(A run of records)
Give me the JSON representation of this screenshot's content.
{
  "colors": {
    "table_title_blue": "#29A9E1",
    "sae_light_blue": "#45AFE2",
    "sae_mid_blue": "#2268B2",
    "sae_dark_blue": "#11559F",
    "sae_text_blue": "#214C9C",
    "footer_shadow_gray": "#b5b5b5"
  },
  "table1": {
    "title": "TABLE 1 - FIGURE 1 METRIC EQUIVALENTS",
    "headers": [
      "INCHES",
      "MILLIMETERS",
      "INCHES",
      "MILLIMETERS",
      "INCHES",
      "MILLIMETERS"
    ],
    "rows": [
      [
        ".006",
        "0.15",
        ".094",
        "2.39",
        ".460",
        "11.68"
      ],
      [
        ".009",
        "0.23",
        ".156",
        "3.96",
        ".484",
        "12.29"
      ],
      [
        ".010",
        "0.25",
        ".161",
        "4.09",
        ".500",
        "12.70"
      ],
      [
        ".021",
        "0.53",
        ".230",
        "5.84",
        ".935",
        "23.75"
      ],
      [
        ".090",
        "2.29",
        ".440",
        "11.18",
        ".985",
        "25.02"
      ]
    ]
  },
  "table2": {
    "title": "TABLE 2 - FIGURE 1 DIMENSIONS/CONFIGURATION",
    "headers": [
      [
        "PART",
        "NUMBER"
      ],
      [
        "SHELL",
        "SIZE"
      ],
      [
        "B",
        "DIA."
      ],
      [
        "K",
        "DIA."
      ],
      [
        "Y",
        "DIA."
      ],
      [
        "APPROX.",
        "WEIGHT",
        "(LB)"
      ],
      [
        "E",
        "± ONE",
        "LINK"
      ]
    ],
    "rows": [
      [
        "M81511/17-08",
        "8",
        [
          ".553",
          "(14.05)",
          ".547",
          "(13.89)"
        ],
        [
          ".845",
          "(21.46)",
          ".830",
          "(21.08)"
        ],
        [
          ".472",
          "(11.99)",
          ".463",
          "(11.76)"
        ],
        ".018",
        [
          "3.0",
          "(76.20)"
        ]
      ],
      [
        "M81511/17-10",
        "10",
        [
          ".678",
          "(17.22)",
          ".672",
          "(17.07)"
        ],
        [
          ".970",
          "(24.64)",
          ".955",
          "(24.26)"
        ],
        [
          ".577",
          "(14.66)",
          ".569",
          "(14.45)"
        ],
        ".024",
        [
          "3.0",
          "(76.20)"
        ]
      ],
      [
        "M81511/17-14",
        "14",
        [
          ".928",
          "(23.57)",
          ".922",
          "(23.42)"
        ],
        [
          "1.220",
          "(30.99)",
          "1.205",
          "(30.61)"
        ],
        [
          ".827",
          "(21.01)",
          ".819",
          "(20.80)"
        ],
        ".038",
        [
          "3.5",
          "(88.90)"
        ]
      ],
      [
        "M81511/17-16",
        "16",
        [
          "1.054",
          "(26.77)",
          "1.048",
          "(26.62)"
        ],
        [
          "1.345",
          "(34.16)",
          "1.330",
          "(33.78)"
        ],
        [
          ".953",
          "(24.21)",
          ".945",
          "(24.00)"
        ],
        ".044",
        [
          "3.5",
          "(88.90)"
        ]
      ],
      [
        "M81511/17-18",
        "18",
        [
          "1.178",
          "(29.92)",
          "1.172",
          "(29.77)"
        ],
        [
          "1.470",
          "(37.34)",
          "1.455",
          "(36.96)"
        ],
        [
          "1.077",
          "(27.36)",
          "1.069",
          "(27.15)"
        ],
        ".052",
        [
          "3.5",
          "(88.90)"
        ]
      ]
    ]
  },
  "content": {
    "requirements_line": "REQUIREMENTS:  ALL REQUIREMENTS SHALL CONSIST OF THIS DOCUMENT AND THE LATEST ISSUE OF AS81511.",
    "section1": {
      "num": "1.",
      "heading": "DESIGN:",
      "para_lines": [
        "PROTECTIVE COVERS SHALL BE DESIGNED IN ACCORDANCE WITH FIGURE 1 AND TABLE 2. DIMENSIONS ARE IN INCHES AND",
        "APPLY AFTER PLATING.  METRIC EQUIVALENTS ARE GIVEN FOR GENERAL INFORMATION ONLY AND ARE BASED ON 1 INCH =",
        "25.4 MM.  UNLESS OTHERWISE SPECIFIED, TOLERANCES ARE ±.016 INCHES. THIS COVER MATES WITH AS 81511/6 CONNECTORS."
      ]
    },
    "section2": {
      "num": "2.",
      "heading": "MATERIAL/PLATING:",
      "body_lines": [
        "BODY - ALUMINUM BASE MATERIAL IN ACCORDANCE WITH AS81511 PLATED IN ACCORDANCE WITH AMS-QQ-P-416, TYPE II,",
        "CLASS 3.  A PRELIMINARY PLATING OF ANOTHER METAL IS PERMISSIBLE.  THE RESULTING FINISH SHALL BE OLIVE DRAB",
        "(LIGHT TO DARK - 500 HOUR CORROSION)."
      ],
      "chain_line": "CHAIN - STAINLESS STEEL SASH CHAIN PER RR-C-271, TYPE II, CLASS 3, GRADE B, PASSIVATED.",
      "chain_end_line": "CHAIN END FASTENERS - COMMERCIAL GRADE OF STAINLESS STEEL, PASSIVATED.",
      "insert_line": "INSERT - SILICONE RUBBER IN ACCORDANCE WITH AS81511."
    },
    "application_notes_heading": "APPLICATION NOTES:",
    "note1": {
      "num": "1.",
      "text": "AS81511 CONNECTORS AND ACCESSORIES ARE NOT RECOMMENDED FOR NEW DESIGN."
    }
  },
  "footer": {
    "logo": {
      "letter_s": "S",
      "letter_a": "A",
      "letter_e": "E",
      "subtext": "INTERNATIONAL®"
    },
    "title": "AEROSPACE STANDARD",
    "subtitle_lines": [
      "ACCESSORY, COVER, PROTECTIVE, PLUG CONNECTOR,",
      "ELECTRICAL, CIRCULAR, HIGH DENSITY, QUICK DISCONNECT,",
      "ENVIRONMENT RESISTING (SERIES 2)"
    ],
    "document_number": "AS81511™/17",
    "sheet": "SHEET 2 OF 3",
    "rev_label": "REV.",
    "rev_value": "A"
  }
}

### EXERCISE TASK
Count the lines in the records above that contain the word "GRADE", and give only the number.

### RESPONSE TO THE EXERCISE
2